▶ [STATED TASK]:
Lift out all lines below that contain "эффективности".

(Source data)
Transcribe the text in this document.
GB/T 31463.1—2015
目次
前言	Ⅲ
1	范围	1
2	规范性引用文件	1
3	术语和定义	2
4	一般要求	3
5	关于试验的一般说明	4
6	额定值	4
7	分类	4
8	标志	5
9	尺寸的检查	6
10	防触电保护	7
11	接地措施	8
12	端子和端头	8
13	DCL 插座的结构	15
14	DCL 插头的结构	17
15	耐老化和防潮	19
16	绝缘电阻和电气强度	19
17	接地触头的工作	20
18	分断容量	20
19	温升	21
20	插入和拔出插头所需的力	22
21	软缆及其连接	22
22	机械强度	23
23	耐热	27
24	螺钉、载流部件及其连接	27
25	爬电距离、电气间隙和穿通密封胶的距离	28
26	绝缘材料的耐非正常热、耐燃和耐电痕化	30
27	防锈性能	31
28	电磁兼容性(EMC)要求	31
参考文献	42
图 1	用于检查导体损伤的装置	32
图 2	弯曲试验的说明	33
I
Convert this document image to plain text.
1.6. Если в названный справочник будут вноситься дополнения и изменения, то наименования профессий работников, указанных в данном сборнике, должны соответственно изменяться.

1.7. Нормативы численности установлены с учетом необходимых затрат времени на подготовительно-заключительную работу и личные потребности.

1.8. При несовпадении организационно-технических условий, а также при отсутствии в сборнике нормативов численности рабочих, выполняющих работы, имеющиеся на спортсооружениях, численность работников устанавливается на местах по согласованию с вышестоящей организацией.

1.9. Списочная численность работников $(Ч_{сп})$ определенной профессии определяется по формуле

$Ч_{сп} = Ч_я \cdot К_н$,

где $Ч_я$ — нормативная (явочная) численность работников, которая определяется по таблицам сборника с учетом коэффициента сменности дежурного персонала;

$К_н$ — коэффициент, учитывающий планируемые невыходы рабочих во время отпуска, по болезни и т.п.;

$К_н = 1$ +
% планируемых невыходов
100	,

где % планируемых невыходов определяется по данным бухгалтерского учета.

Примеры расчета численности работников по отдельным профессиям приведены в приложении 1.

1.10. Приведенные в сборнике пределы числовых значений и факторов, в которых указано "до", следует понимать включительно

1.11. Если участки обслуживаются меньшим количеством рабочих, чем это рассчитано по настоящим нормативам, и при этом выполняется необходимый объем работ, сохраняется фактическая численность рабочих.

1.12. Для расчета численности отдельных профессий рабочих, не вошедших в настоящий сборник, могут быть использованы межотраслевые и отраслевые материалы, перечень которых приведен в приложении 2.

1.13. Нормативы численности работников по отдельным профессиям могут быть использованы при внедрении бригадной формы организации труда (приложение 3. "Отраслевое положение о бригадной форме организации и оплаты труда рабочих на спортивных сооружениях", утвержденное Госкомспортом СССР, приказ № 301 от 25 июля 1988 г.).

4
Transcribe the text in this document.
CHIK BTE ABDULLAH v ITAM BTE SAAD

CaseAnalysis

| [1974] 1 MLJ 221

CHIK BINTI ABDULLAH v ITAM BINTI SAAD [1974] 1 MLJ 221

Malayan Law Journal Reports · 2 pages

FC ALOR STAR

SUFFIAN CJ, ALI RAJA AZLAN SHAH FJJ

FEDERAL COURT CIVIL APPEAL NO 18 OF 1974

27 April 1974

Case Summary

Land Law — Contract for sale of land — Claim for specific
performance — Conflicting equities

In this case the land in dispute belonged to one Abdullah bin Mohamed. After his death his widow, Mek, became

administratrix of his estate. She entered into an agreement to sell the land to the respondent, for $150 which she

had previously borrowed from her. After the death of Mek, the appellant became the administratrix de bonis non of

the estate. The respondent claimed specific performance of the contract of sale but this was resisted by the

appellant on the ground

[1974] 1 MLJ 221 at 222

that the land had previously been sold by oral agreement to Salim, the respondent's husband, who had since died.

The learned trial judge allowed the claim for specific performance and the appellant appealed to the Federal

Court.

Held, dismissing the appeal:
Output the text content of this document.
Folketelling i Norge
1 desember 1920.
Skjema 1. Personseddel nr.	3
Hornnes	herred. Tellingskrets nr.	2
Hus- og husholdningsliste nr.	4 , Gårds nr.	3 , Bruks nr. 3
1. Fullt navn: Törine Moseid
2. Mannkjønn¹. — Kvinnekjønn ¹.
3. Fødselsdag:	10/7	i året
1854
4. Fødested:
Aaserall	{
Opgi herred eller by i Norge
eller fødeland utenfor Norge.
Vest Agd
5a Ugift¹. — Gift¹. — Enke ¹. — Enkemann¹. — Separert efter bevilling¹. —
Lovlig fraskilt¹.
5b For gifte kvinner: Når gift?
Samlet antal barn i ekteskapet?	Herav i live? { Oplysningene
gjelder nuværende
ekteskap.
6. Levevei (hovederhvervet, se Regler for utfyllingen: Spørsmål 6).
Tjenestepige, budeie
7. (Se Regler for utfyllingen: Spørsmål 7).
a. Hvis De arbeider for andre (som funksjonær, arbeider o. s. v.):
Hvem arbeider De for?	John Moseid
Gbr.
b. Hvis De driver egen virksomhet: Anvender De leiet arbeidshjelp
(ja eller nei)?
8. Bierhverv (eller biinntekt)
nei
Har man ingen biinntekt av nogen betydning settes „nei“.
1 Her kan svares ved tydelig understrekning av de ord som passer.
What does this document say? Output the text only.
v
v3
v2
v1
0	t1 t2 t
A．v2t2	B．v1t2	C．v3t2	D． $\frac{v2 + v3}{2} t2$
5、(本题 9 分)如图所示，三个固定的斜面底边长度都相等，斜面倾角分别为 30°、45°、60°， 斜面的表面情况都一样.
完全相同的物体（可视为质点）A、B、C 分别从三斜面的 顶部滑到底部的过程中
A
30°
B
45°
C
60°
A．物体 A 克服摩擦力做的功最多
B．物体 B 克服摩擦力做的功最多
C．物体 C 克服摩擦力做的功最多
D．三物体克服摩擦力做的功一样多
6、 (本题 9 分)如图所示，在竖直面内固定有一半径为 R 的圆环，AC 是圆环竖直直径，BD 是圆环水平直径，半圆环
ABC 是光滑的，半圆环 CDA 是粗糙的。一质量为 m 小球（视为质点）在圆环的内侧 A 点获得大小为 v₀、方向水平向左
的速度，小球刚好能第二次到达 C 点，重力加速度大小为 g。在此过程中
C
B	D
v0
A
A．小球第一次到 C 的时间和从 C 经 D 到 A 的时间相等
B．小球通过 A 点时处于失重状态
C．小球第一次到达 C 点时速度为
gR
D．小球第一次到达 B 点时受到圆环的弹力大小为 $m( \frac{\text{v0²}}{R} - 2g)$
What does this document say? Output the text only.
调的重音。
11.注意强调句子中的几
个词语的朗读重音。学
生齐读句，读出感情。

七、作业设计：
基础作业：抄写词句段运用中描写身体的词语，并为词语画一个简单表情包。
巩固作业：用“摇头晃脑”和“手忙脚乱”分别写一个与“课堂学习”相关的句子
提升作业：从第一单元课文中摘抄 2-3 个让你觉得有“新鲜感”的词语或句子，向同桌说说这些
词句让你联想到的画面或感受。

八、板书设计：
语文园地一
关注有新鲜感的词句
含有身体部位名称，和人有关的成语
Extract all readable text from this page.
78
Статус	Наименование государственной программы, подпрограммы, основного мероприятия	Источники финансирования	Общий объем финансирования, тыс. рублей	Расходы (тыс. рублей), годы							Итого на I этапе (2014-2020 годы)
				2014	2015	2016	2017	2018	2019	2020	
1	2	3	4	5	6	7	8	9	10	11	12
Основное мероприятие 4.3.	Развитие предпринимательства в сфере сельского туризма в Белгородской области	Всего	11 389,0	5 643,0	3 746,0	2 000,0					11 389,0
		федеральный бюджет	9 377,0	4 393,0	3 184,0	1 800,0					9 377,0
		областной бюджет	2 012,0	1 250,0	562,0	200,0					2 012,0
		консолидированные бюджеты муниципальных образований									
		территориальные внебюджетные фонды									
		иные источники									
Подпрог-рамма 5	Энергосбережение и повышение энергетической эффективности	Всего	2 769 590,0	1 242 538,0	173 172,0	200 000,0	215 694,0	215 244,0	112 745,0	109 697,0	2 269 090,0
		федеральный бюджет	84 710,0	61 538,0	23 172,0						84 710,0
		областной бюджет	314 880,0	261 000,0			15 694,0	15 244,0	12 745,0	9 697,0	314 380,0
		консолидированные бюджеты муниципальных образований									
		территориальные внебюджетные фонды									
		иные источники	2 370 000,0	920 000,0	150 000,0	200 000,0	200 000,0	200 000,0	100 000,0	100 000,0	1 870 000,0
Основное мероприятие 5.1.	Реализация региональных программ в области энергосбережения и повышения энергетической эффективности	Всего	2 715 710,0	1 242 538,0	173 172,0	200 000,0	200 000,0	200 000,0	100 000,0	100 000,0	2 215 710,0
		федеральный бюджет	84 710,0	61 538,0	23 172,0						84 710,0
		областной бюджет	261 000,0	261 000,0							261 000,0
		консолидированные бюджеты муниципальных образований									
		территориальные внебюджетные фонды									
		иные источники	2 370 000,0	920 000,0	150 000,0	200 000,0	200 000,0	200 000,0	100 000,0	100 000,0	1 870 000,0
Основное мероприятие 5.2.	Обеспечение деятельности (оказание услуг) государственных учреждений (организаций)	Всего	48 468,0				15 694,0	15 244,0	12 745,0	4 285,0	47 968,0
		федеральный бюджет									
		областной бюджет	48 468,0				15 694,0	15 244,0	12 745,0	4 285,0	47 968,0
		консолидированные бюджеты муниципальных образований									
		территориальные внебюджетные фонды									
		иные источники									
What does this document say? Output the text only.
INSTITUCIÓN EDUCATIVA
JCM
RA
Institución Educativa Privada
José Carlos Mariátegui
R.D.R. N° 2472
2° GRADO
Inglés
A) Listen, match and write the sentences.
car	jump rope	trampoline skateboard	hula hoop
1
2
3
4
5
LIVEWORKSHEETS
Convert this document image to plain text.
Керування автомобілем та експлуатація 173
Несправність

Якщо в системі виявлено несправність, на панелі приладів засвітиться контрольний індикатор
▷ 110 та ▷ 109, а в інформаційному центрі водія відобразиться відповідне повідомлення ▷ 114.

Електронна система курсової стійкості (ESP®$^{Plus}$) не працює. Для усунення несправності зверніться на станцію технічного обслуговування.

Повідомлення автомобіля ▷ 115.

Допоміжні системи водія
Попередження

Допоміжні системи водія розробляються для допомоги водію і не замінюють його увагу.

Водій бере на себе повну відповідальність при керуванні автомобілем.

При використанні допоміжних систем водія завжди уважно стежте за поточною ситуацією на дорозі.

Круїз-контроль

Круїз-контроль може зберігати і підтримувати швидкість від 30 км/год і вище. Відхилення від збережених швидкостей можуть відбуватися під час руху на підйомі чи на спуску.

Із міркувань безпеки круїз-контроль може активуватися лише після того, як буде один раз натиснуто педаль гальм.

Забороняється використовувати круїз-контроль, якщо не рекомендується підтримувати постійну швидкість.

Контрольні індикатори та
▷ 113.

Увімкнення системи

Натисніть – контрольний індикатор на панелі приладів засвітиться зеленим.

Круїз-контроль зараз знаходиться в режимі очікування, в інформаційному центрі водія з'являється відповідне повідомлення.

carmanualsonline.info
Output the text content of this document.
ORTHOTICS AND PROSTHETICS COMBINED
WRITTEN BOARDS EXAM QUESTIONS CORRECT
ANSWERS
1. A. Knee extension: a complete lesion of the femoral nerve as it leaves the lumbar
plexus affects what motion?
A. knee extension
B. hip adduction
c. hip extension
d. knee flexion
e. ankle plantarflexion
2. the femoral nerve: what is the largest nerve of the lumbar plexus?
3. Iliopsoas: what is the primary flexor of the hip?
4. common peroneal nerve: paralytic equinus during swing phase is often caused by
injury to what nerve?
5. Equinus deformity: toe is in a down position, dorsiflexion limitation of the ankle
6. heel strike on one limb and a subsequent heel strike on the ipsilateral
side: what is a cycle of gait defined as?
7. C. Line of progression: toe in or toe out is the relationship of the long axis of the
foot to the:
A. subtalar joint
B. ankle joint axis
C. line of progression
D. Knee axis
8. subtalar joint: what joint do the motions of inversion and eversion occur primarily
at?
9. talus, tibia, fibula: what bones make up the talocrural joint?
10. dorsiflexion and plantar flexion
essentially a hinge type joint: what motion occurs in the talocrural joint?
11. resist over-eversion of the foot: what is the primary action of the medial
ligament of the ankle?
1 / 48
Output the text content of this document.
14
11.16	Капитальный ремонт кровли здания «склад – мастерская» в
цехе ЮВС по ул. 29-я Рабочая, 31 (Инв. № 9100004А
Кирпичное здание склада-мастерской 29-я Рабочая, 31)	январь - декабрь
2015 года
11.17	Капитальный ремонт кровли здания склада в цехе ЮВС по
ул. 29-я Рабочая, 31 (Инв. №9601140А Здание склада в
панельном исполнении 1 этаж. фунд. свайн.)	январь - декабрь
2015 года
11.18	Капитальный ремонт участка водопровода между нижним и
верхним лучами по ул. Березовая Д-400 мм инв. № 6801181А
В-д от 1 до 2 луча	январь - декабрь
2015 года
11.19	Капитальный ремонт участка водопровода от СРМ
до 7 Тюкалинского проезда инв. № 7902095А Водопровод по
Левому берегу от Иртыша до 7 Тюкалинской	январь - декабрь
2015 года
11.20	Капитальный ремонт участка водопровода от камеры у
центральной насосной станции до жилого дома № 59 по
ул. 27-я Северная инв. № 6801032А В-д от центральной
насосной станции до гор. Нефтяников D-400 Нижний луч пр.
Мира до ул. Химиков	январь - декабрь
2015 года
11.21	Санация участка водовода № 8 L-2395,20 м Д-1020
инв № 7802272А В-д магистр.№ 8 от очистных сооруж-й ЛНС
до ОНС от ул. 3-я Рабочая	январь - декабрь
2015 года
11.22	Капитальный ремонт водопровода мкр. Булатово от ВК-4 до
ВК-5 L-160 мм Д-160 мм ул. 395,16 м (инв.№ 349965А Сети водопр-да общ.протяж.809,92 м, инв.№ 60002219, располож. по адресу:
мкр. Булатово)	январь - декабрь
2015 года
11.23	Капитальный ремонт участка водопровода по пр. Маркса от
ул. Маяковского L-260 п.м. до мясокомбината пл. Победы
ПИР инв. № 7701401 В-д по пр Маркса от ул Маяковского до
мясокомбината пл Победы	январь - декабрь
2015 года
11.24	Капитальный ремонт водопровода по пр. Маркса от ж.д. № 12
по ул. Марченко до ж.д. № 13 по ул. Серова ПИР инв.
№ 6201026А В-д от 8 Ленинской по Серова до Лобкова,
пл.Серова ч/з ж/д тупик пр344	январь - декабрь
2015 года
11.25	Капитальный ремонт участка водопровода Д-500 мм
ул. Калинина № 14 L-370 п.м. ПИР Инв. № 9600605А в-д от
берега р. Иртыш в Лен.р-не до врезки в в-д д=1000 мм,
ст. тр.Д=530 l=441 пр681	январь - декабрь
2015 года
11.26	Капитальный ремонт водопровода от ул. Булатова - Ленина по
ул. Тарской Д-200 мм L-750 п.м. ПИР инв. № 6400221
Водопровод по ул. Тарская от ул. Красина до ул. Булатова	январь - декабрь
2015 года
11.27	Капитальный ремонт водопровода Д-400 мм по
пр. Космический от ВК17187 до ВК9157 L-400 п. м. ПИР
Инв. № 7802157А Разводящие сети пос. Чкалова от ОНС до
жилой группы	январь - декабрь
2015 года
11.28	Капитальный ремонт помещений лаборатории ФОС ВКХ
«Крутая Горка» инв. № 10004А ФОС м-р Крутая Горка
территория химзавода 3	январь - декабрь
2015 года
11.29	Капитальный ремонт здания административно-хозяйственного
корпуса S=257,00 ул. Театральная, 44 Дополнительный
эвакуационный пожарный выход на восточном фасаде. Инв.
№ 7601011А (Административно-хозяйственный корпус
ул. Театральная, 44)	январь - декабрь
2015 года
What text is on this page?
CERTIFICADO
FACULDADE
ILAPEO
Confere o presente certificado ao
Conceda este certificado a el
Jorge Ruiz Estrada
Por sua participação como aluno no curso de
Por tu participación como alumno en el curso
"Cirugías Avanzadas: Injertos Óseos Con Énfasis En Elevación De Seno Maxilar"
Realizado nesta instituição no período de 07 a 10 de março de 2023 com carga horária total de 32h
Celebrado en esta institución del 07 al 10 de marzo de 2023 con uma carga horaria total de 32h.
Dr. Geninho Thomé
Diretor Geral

▶ [SOLVED EXERCISE]:
Подпрог-рамма 5	Энергосбережение и повышение энергетической эффективности	Всего	2 769 590,0	1 242 538,0	173 172,0	200 000,0	215 694,0	215 244,0	112 745,0	109 697,0	2 269 090,0
Основное мероприятие 5.1.	Реализация региональных программ в области энергосбережения и повышения энергетической эффективности	Всего	2 715 710,0	1 242 538,0	173 172,0	200 000,0	200 000,0	200 000,0	100 000,0	100 000,0	2 215 710,0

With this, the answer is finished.